Recorded data
▬▬▬▬▬▬

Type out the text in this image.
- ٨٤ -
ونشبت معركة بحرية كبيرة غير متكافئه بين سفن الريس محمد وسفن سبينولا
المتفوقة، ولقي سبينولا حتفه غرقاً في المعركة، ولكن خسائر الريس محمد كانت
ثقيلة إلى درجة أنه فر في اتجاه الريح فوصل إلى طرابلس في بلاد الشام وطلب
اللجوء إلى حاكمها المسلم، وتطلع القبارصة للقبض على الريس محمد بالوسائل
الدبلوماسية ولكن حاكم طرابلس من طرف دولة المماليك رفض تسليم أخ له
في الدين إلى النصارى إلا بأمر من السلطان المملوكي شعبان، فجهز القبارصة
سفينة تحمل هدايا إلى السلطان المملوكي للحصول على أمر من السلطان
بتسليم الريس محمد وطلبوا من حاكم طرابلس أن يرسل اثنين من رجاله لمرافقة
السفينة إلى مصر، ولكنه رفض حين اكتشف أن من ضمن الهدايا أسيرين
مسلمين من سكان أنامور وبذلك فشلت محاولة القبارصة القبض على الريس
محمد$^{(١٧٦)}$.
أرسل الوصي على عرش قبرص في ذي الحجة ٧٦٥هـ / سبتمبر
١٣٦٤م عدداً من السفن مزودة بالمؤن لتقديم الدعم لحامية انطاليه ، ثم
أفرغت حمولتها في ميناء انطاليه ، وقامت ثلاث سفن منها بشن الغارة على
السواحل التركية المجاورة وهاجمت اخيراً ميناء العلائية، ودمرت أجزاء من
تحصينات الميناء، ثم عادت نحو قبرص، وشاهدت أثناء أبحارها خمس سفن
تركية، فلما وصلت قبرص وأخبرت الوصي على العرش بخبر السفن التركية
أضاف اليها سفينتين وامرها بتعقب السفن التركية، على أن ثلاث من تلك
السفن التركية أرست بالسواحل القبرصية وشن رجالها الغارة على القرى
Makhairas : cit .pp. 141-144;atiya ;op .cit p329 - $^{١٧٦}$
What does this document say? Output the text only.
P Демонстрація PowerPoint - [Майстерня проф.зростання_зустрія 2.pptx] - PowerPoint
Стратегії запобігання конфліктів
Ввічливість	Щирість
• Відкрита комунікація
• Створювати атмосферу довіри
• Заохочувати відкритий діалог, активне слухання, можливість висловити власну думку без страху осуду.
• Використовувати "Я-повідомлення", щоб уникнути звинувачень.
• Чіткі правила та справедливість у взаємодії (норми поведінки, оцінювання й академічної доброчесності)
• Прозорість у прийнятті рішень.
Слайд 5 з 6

▬▬▬▬▬▬

Using the data above, reproduce every line exactly.

▶ [EXERCISE ANSWER]:
Type out the text in this image.
- ٨٤ -
ونشبت معركة بحرية كبيرة غير متكافئه بين سفن الريس محمد وسفن سبينولا
المتفوقة، ولقي سبينولا حتفه غرقاً في المعركة، ولكن خسائر الريس محمد كانت
ثقيلة إلى درجة أنه فر في اتجاه الريح فوصل إلى طرابلس في بلاد الشام وطلب
اللجوء إلى حاكمها المسلم، وتطلع القبارصة للقبض على الريس محمد بالوسائل
الدبلوماسية ولكن حاكم طرابلس من طرف دولة المماليك رفض تسليم أخ له
في الدين إلى النصارى إلا بأمر من السلطان المملوكي شعبان، فجهز القبارصة
سفينة تحمل هدايا إلى السلطان المملوكي للحصول على أمر من السلطان
بتسليم الريس محمد وطلبوا من حاكم طرابلس أن يرسل اثنين من رجاله لمرافقة
السفينة إلى مصر، ولكنه رفض حين اكتشف أن من ضمن الهدايا أسيرين
مسلمين من سكان أنامور وبذلك فشلت محاولة القبارصة القبض على الريس
محمد$^{(١٧٦)}$.
أرسل الوصي على عرش قبرص في ذي الحجة ٧٦٥هـ / سبتمبر
١٣٦٤م عدداً من السفن مزودة بالمؤن لتقديم الدعم لحامية انطاليه ، ثم
أفرغت حمولتها في ميناء انطاليه ، وقامت ثلاث سفن منها بشن الغارة على
السواحل التركية المجاورة وهاجمت اخيراً ميناء العلائية، ودمرت أجزاء من
تحصينات الميناء، ثم عادت نحو قبرص، وشاهدت أثناء أبحارها خمس سفن
تركية، فلما وصلت قبرص وأخبرت الوصي على العرش بخبر السفن التركية
أضاف اليها سفينتين وامرها بتعقب السفن التركية، على أن ثلاث من تلك
السفن التركية أرست بالسواحل القبرصية وشن رجالها الغارة على القرى
Makhairas : cit .pp. 141-144;atiya ;op .cit p329 - $^{١٧٦}$
What does this document say? Output the text only.
P Демонстрація PowerPoint - [Майстерня проф.зростання_зустрія 2.pptx] - PowerPoint
Стратегії запобігання конфліктів
Ввічливість	Щирість
• Відкрита комунікація
• Створювати атмосферу довіри
• Заохочувати відкритий діалог, активне слухання, можливість висловити власну думку без страху осуду.
• Використовувати "Я-повідомлення", щоб уникнути звинувачень.
• Чіткі правила та справедливість у взаємодії (норми поведінки, оцінювання й академічної доброчесності)
• Прозорість у прийнятті рішень.
Слайд 5 з 6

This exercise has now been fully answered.